▶ _WRITTEN REQUEST_: Rewrite the items below with every instance of "screenshot" replaced by "screen capture" and nothing else altered. Omit the pictures from your output.

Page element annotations
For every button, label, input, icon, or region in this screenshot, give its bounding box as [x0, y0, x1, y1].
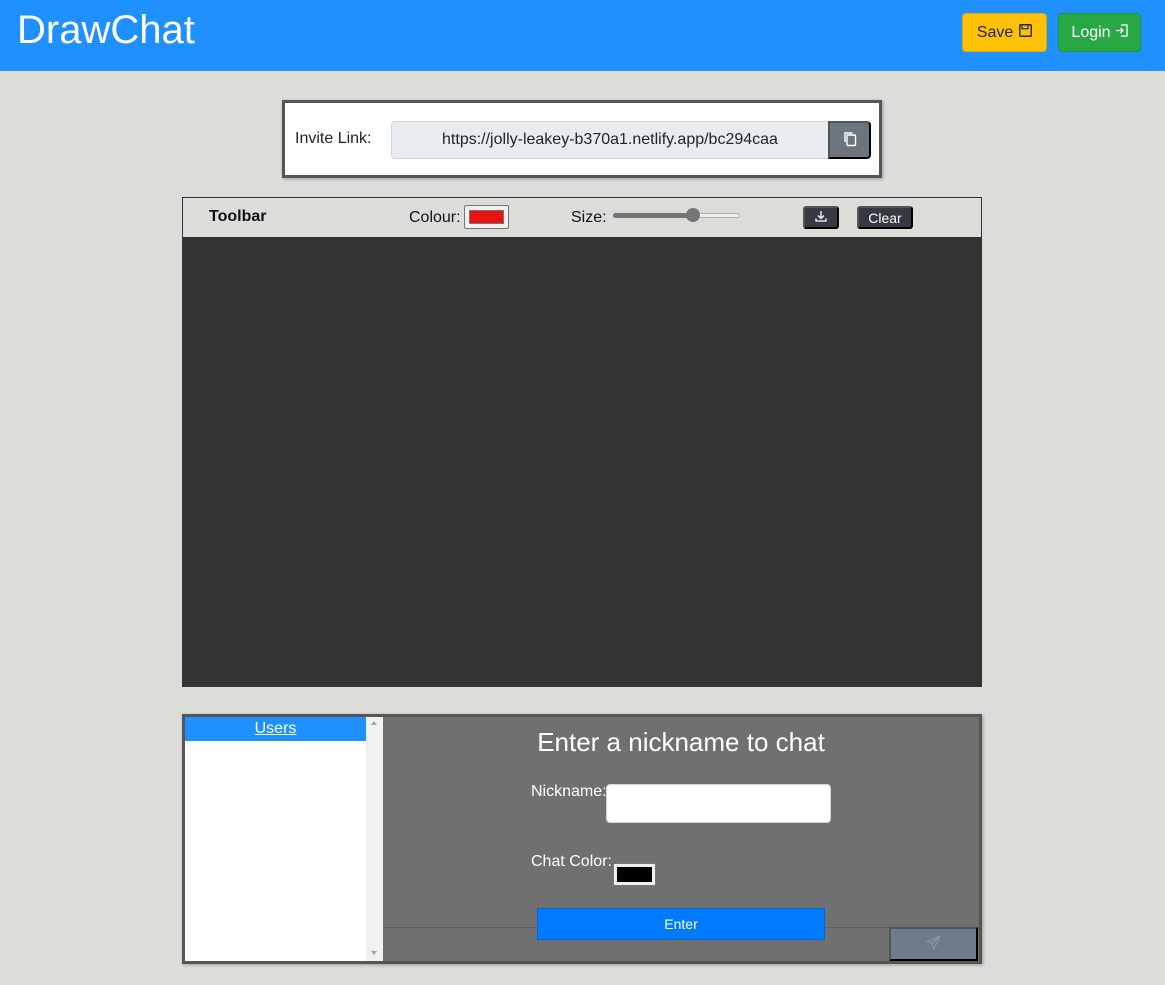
scroll-down-arrow-icon[interactable] — [371, 951, 377, 955]
drawing-canvas[interactable] — [183, 237, 981, 686]
clear-button[interactable]: Clear — [857, 206, 913, 229]
floppy-disk-icon — [1019, 23, 1033, 42]
users-scrollbar[interactable] — [366, 717, 383, 961]
colour-picker[interactable] — [464, 205, 509, 229]
navbar: DrawChat Save Login — [0, 0, 1165, 71]
invite-link-field[interactable]: https://jolly-leakey-b370a1.netlify.app/… — [391, 121, 829, 159]
chat-title: Enter a nickname to chat — [537, 727, 825, 757]
invite-label: Invite Link: — [295, 130, 372, 147]
chat-panel: Users Enter a nickname to chat Nickname:… — [182, 714, 982, 964]
toolbar-title: Toolbar — [209, 208, 267, 225]
invite-panel: Invite Link: https://jolly-leakey-b370a1… — [282, 100, 882, 178]
slider-thumb[interactable] — [686, 208, 700, 222]
copy-button[interactable] — [828, 121, 871, 159]
send-icon — [926, 935, 941, 953]
enter-button[interactable]: Enter — [537, 908, 825, 940]
download-button[interactable] — [803, 206, 839, 229]
slider-fill — [613, 213, 693, 218]
nickname-label: Nickname: — [531, 783, 607, 800]
login-label: Login — [1071, 23, 1111, 41]
users-heading[interactable]: Users — [185, 717, 366, 741]
save-button[interactable]: Save — [962, 13, 1047, 52]
brand-title[interactable]: DrawChat — [17, 8, 195, 53]
toolbar: Toolbar Colour: Size: Clear — [183, 198, 981, 237]
login-icon — [1115, 23, 1128, 42]
colour-label: Colour: — [409, 209, 461, 226]
send-button[interactable] — [889, 927, 978, 961]
size-slider[interactable] — [613, 208, 740, 222]
users-list: Users — [185, 717, 383, 961]
drawing-board: Toolbar Colour: Size: Clear — [182, 197, 982, 687]
nickname-input[interactable] — [606, 784, 831, 823]
copy-icon — [843, 131, 857, 150]
size-label: Size: — [571, 209, 607, 226]
chat-color-picker[interactable] — [613, 863, 656, 886]
colour-swatch — [469, 210, 504, 224]
download-icon — [815, 210, 827, 225]
chat-color-label: Chat Color: — [531, 853, 612, 870]
scroll-up-arrow-icon[interactable] — [371, 721, 377, 725]
chat-color-swatch — [617, 867, 652, 882]
save-label: Save — [976, 23, 1014, 41]
login-button[interactable]: Login — [1058, 13, 1141, 52]
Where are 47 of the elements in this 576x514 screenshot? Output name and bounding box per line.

▶ _RESULT OF THE TASK_:
For every button, label, input, icon, or region in this screen capture, give its bounding box as [x0, y0, x1, y1].
scroll-down-arrow-icon[interactable] — [371, 951, 377, 955]
drawing-canvas[interactable] — [183, 237, 981, 686]
clear-button[interactable]: Clear — [857, 206, 913, 229]
floppy-disk-icon — [1019, 23, 1033, 42]
users-scrollbar[interactable] — [366, 717, 383, 961]
colour-picker[interactable] — [464, 205, 509, 229]
navbar: DrawChat Save Login — [0, 0, 1165, 71]
invite-link-field[interactable]: https://jolly-leakey-b370a1.netlify.app/… — [391, 121, 829, 159]
chat-title: Enter a nickname to chat — [537, 727, 825, 757]
invite-label: Invite Link: — [295, 130, 372, 147]
chat-panel: Users Enter a nickname to chat Nickname:… — [182, 714, 982, 964]
toolbar-title: Toolbar — [209, 208, 267, 225]
invite-panel: Invite Link: https://jolly-leakey-b370a1… — [282, 100, 882, 178]
slider-thumb[interactable] — [686, 208, 700, 222]
copy-button[interactable] — [828, 121, 871, 159]
send-icon — [926, 935, 941, 953]
enter-button[interactable]: Enter — [537, 908, 825, 940]
download-button[interactable] — [803, 206, 839, 229]
slider-fill — [613, 213, 693, 218]
nickname-label: Nickname: — [531, 783, 607, 800]
login-label: Login — [1071, 23, 1111, 41]
users-heading[interactable]: Users — [185, 717, 366, 741]
save-button[interactable]: Save — [962, 13, 1047, 52]
brand-title[interactable]: DrawChat — [17, 8, 195, 53]
toolbar: Toolbar Colour: Size: Clear — [183, 198, 981, 237]
login-icon — [1115, 23, 1128, 42]
colour-label: Colour: — [409, 209, 461, 226]
send-button[interactable] — [889, 927, 978, 961]
size-slider[interactable] — [613, 208, 740, 222]
users-list: Users — [185, 717, 383, 961]
drawing-board: Toolbar Colour: Size: Clear — [182, 197, 982, 687]
nickname-input[interactable] — [606, 784, 831, 823]
copy-icon — [843, 131, 857, 150]
size-label: Size: — [571, 209, 607, 226]
chat-color-picker[interactable] — [613, 863, 656, 886]
colour-swatch — [469, 210, 504, 224]
download-icon — [815, 210, 827, 225]
chat-color-label: Chat Color: — [531, 853, 612, 870]
scroll-up-arrow-icon[interactable] — [371, 721, 377, 725]
chat-color-swatch — [617, 867, 652, 882]
save-label: Save — [976, 23, 1014, 41]
login-button[interactable]: Login — [1058, 13, 1141, 52]
Where are 47 of the elements in this 576x514 screen capture? Output name and bounding box per line.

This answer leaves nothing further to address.